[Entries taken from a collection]
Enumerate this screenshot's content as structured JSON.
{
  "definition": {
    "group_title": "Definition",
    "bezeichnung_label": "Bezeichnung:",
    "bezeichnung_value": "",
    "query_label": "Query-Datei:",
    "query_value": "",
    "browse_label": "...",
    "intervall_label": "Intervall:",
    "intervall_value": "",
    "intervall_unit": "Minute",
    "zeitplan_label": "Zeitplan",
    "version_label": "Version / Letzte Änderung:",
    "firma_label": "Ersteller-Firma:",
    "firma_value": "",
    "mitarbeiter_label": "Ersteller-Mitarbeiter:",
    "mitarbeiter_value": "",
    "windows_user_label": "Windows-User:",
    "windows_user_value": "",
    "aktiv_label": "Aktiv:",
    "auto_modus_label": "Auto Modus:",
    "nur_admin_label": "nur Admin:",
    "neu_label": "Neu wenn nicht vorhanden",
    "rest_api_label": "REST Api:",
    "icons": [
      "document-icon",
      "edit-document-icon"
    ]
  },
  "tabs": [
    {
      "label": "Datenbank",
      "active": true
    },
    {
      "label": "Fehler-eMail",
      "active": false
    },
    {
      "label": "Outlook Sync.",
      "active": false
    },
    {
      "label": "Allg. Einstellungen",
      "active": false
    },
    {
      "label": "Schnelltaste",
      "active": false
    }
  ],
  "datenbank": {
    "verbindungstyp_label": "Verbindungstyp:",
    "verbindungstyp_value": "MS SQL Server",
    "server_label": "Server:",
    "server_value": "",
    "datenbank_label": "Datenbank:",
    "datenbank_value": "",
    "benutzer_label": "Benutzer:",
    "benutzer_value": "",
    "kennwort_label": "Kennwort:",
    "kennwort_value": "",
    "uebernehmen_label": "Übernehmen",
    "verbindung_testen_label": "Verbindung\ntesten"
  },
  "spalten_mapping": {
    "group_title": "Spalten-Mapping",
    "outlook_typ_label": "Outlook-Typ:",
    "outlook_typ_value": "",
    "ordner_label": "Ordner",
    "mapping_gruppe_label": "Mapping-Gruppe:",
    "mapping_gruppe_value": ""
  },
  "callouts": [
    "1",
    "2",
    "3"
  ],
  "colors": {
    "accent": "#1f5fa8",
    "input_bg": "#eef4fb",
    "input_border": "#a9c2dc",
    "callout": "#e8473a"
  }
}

• GIVEN TASK:
Repeat every record exactly as written, please.

• RESULT OF THE TASK:
Enumerate this screenshot's content as structured JSON.
{
  "definition": {
    "group_title": "Definition",
    "bezeichnung_label": "Bezeichnung:",
    "bezeichnung_value": "",
    "query_label": "Query-Datei:",
    "query_value": "",
    "browse_label": "...",
    "intervall_label": "Intervall:",
    "intervall_value": "",
    "intervall_unit": "Minute",
    "zeitplan_label": "Zeitplan",
    "version_label": "Version / Letzte Änderung:",
    "firma_label": "Ersteller-Firma:",
    "firma_value": "",
    "mitarbeiter_label": "Ersteller-Mitarbeiter:",
    "mitarbeiter_value": "",
    "windows_user_label": "Windows-User:",
    "windows_user_value": "",
    "aktiv_label": "Aktiv:",
    "auto_modus_label": "Auto Modus:",
    "nur_admin_label": "nur Admin:",
    "neu_label": "Neu wenn nicht vorhanden",
    "rest_api_label": "REST Api:",
    "icons": [
      "document-icon",
      "edit-document-icon"
    ]
  },
  "tabs": [
    {
      "label": "Datenbank",
      "active": true
    },
    {
      "label": "Fehler-eMail",
      "active": false
    },
    {
      "label": "Outlook Sync.",
      "active": false
    },
    {
      "label": "Allg. Einstellungen",
      "active": false
    },
    {
      "label": "Schnelltaste",
      "active": false
    }
  ],
  "datenbank": {
    "verbindungstyp_label": "Verbindungstyp:",
    "verbindungstyp_value": "MS SQL Server",
    "server_label": "Server:",
    "server_value": "",
    "datenbank_label": "Datenbank:",
    "datenbank_value": "",
    "benutzer_label": "Benutzer:",
    "benutzer_value": "",
    "kennwort_label": "Kennwort:",
    "kennwort_value": "",
    "uebernehmen_label": "Übernehmen",
    "verbindung_testen_label": "Verbindung\ntesten"
  },
  "spalten_mapping": {
    "group_title": "Spalten-Mapping",
    "outlook_typ_label": "Outlook-Typ:",
    "outlook_typ_value": "",
    "ordner_label": "Ordner",
    "mapping_gruppe_label": "Mapping-Gruppe:",
    "mapping_gruppe_value": ""
  },
  "callouts": [
    "1",
    "2",
    "3"
  ],
  "colors": {
    "accent": "#1f5fa8",
    "input_bg": "#eef4fb",
    "input_border": "#a9c2dc",
    "callout": "#e8473a"
  }
}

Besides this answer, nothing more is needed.